But in the UK, while it began trending on Twitter, traditional newspapers were the launch pad to catapult the movement beyond social media and land it centre stage. That’s the finding from a study out today from Brunel University London, the London School of Economics and Political Science and the University of Nottingham.

“The press’s overall support of #MeToo played an important role in engaging the public on the issue of sexual violence raised by the digital campaign,” said Brunel’s Dr Sara De Benedictis and the team.

Newspaper coverage spotlighted the campaign in the UK, giving it momentum beyond social media and left-leaning liberals to new and different audiences, says the study. But overall, this newspaper coverage, it said, tended not to engage with the complexities and feminist debates that have emerged through the #MeToo campaign.

- [What is being asked]: Transcribe the passage on UK newspaper coverage of #MeToo from "But in the UK, while" up to and including "the #MeToo campaign.".

- [Record set]:
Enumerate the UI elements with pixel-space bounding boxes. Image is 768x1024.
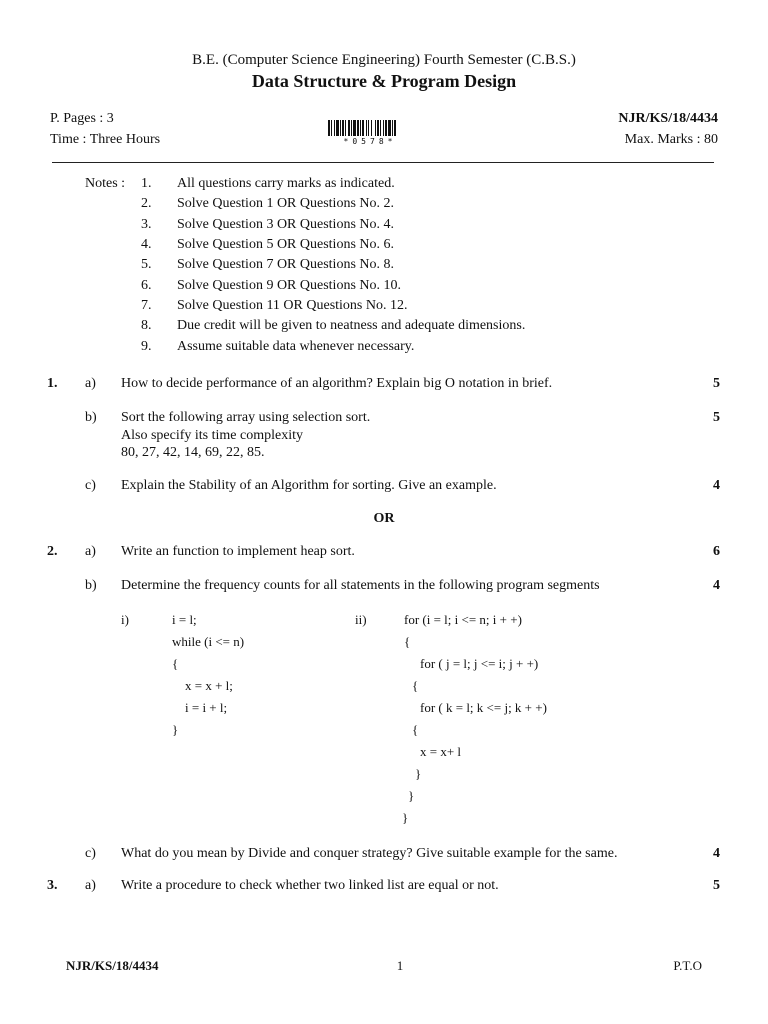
code-line: { <box>412 722 419 737</box>
question-text: Sort the following array using selection sort. <box>121 410 371 425</box>
code-line: x = x+ l <box>420 744 462 759</box>
note-number: 8. <box>141 318 152 333</box>
note-number: 5. <box>141 257 152 272</box>
note-text: Solve Question 11 OR Questions No. 12. <box>177 298 408 313</box>
code-line: x = x + l; <box>185 678 233 693</box>
barcode-bar <box>340 120 341 136</box>
max-marks: Max. Marks : 80 <box>624 132 718 147</box>
barcode-bar <box>348 120 350 136</box>
code-line: for ( j = l; j <= i; j + +) <box>420 656 539 671</box>
barcode-bar <box>366 120 367 136</box>
paper-title: Data Structure & Program Design <box>251 71 517 91</box>
note-number: 9. <box>141 339 152 354</box>
code-line: i = i + l; <box>185 700 228 715</box>
note-number: 7. <box>141 298 152 313</box>
question-marks: 5 <box>713 376 720 391</box>
barcode-bar <box>336 120 339 136</box>
barcode-bar <box>342 120 344 136</box>
question-text: Determine the frequency counts for all statements in the following program segments <box>121 578 600 593</box>
barcode-bar <box>388 120 391 136</box>
question-marks: 4 <box>713 478 720 493</box>
code-line: i = l; <box>172 612 197 627</box>
barcode-bar <box>380 120 381 136</box>
exam-subtitle: B.E. (Computer Science Engineering) Fourth Semester (C.B.S.) <box>192 52 576 68</box>
barcode-bar <box>383 120 384 136</box>
barcode-bar <box>385 120 387 136</box>
code-line: } <box>415 766 422 781</box>
barcode-bar <box>331 120 332 136</box>
barcode-bar <box>394 120 396 136</box>
notes-label: Notes : <box>85 176 126 191</box>
question-marks: 4 <box>713 578 720 593</box>
code-line: { <box>172 656 179 671</box>
question-part-label: c) <box>85 846 96 861</box>
question-number: 3. <box>47 878 58 893</box>
note-number: 4. <box>141 237 152 252</box>
barcode-bar <box>357 120 359 136</box>
page-number: 1 <box>396 958 404 973</box>
question-part-label: c) <box>85 478 96 493</box>
barcode-bar <box>371 120 372 136</box>
question-part-label: a) <box>85 544 96 559</box>
code-line: { <box>404 634 411 649</box>
note-text: Solve Question 9 OR Questions No. 10. <box>177 278 401 293</box>
barcode-bar <box>328 120 330 136</box>
code-line: for (i = l; i <= n; i + +) <box>404 612 522 627</box>
question-text: Explain the Stability of an Algorithm for sorting. Give an example. <box>121 478 497 493</box>
note-number: 1. <box>141 176 152 191</box>
page-count: P. Pages : 3 <box>50 111 114 126</box>
note-text: All questions carry marks as indicated. <box>177 176 395 191</box>
barcode-bar <box>368 120 369 136</box>
barcode-bar <box>392 120 393 136</box>
note-text: Solve Question 1 OR Questions No. 2. <box>177 196 394 211</box>
code-line: } <box>408 788 415 803</box>
note-number: 2. <box>141 196 152 211</box>
note-text: Assume suitable data whenever necessary. <box>177 339 415 354</box>
question-marks: 4 <box>713 846 720 861</box>
barcode-bar <box>377 120 379 136</box>
barcode-bar <box>345 120 346 136</box>
question-part-label: b) <box>85 410 97 425</box>
barcode-bar <box>334 120 335 136</box>
note-text: Solve Question 7 OR Questions No. 8. <box>177 257 394 272</box>
barcode-bar <box>360 120 361 136</box>
barcode-bar <box>362 120 364 136</box>
code-segment-label: i) <box>121 612 129 627</box>
code-line: } <box>402 810 409 825</box>
code-line: while (i <= n) <box>172 634 245 649</box>
question-part-label: b) <box>85 578 97 593</box>
paper-code: NJR/KS/18/4434 <box>618 111 718 126</box>
or-separator: OR <box>373 511 395 526</box>
question-marks: 5 <box>713 410 720 425</box>
barcode <box>328 120 412 136</box>
barcode-bar <box>353 120 356 136</box>
barcode-number: *0578* <box>343 137 397 146</box>
question-marks: 6 <box>713 544 720 559</box>
header-rule <box>52 162 714 163</box>
question-text: What do you mean by Divide and conquer strategy? Give suitable example for the same. <box>121 846 618 861</box>
question-text: 80, 27, 42, 14, 69, 22, 85. <box>121 445 265 460</box>
question-part-label: a) <box>85 878 96 893</box>
question-text: Write an function to implement heap sort. <box>121 544 355 559</box>
code-line: { <box>412 678 419 693</box>
question-part-label: a) <box>85 376 96 391</box>
exam-time: Time : Three Hours <box>50 132 161 147</box>
question-marks: 5 <box>713 878 720 893</box>
question-text: How to decide performance of an algorithm? Explain big O notation in brief. <box>121 376 553 391</box>
note-number: 6. <box>141 278 152 293</box>
question-number: 2. <box>47 544 58 559</box>
please-turn-over: P.T.O <box>673 958 702 973</box>
question-number: 1. <box>47 376 58 391</box>
note-text: Due credit will be given to neatness and adequate dimensions. <box>177 318 526 333</box>
question-text: Also specify its time complexity <box>121 428 303 443</box>
barcode-bar <box>375 120 376 136</box>
code-line: for ( k = l; k <= j; k + +) <box>420 700 547 715</box>
question-text: Write a procedure to check whether two linked list are equal or not. <box>121 878 499 893</box>
footer-paper-code: NJR/KS/18/4434 <box>66 958 159 973</box>
code-segment-label: ii) <box>355 612 367 627</box>
note-text: Solve Question 3 OR Questions No. 4. <box>177 217 394 232</box>
note-number: 3. <box>141 217 152 232</box>
note-text: Solve Question 5 OR Questions No. 6. <box>177 237 394 252</box>
code-line: } <box>172 722 179 737</box>
barcode-bar <box>351 120 352 136</box>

- [Solved problem]:
But in the UK, while it began trending on Twitter, traditional newspapers were the launch pad to catapult the movement beyond social media and land it centre stage. That’s the finding from a study out today from Brunel University London, the London School of Economics and Political Science and the University of Nottingham.

“The press’s overall support of #MeToo played an important role in engaging the public on the issue of sexual violence raised by the digital campaign,” said Brunel’s Dr Sara De Benedictis and the team.

Newspaper coverage spotlighted the campaign in the UK, giving it momentum beyond social media and left-leaning liberals to new and different audiences, says the study. But overall, this newspaper coverage, it said, tended not to engage with the complexities and feminist debates that have emerged through the #MeToo campaign.